Your task is to repeat the lines below exactly, excluding any pictures they contain.

--- begin LISTED ENTRIES ---

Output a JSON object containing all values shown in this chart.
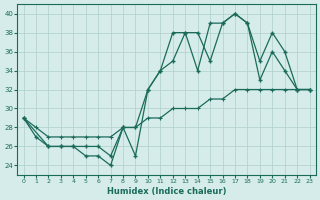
{
  "xlabel": "Humidex (Indice chaleur)",
  "bg_color": "#d6ecea",
  "grid_color": "#b0ceca",
  "line_color": "#1a6b5a",
  "xlim": [
    -0.5,
    23.5
  ],
  "ylim": [
    23,
    41
  ],
  "yticks": [
    24,
    26,
    28,
    30,
    32,
    34,
    36,
    38,
    40
  ],
  "xticks": [
    0,
    1,
    2,
    3,
    4,
    5,
    6,
    7,
    8,
    9,
    10,
    11,
    12,
    13,
    14,
    15,
    16,
    17,
    18,
    19,
    20,
    21,
    22,
    23
  ],
  "line1_x": [
    0,
    1,
    2,
    3,
    4,
    5,
    6,
    7,
    8,
    9,
    10,
    11,
    12,
    13,
    14,
    15,
    16,
    17,
    18,
    19,
    20,
    21,
    22,
    23
  ],
  "line1_y": [
    29,
    27,
    26,
    26,
    26,
    25,
    25,
    24,
    28,
    25,
    32,
    34,
    38,
    38,
    34,
    39,
    39,
    40,
    39,
    33,
    36,
    34,
    32,
    32
  ],
  "line2_x": [
    0,
    2,
    3,
    4,
    5,
    6,
    7,
    8,
    9,
    10,
    11,
    12,
    13,
    14,
    15,
    16,
    17,
    18,
    19,
    20,
    21,
    22,
    23
  ],
  "line2_y": [
    29,
    26,
    26,
    26,
    26,
    26,
    25,
    28,
    28,
    32,
    34,
    35,
    38,
    38,
    35,
    39,
    40,
    39,
    35,
    38,
    36,
    32,
    32
  ],
  "line3_x": [
    0,
    1,
    2,
    3,
    4,
    5,
    6,
    7,
    8,
    9,
    10,
    11,
    12,
    13,
    14,
    15,
    16,
    17,
    18,
    19,
    20,
    21,
    22,
    23
  ],
  "line3_y": [
    29,
    28,
    27,
    27,
    27,
    27,
    27,
    27,
    28,
    28,
    29,
    29,
    30,
    30,
    30,
    31,
    31,
    32,
    32,
    32,
    32,
    32,
    32,
    32
  ]
}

--- end LISTED ENTRIES ---

* _WRITTEN RESPONSE_
Output a JSON object containing all values shown in this chart.
{
  "xlabel": "Humidex (Indice chaleur)",
  "bg_color": "#d6ecea",
  "grid_color": "#b0ceca",
  "line_color": "#1a6b5a",
  "xlim": [
    -0.5,
    23.5
  ],
  "ylim": [
    23,
    41
  ],
  "yticks": [
    24,
    26,
    28,
    30,
    32,
    34,
    36,
    38,
    40
  ],
  "xticks": [
    0,
    1,
    2,
    3,
    4,
    5,
    6,
    7,
    8,
    9,
    10,
    11,
    12,
    13,
    14,
    15,
    16,
    17,
    18,
    19,
    20,
    21,
    22,
    23
  ],
  "line1_x": [
    0,
    1,
    2,
    3,
    4,
    5,
    6,
    7,
    8,
    9,
    10,
    11,
    12,
    13,
    14,
    15,
    16,
    17,
    18,
    19,
    20,
    21,
    22,
    23
  ],
  "line1_y": [
    29,
    27,
    26,
    26,
    26,
    25,
    25,
    24,
    28,
    25,
    32,
    34,
    38,
    38,
    34,
    39,
    39,
    40,
    39,
    33,
    36,
    34,
    32,
    32
  ],
  "line2_x": [
    0,
    2,
    3,
    4,
    5,
    6,
    7,
    8,
    9,
    10,
    11,
    12,
    13,
    14,
    15,
    16,
    17,
    18,
    19,
    20,
    21,
    22,
    23
  ],
  "line2_y": [
    29,
    26,
    26,
    26,
    26,
    26,
    25,
    28,
    28,
    32,
    34,
    35,
    38,
    38,
    35,
    39,
    40,
    39,
    35,
    38,
    36,
    32,
    32
  ],
  "line3_x": [
    0,
    1,
    2,
    3,
    4,
    5,
    6,
    7,
    8,
    9,
    10,
    11,
    12,
    13,
    14,
    15,
    16,
    17,
    18,
    19,
    20,
    21,
    22,
    23
  ],
  "line3_y": [
    29,
    28,
    27,
    27,
    27,
    27,
    27,
    27,
    28,
    28,
    29,
    29,
    30,
    30,
    30,
    31,
    31,
    32,
    32,
    32,
    32,
    32,
    32,
    32
  ]
}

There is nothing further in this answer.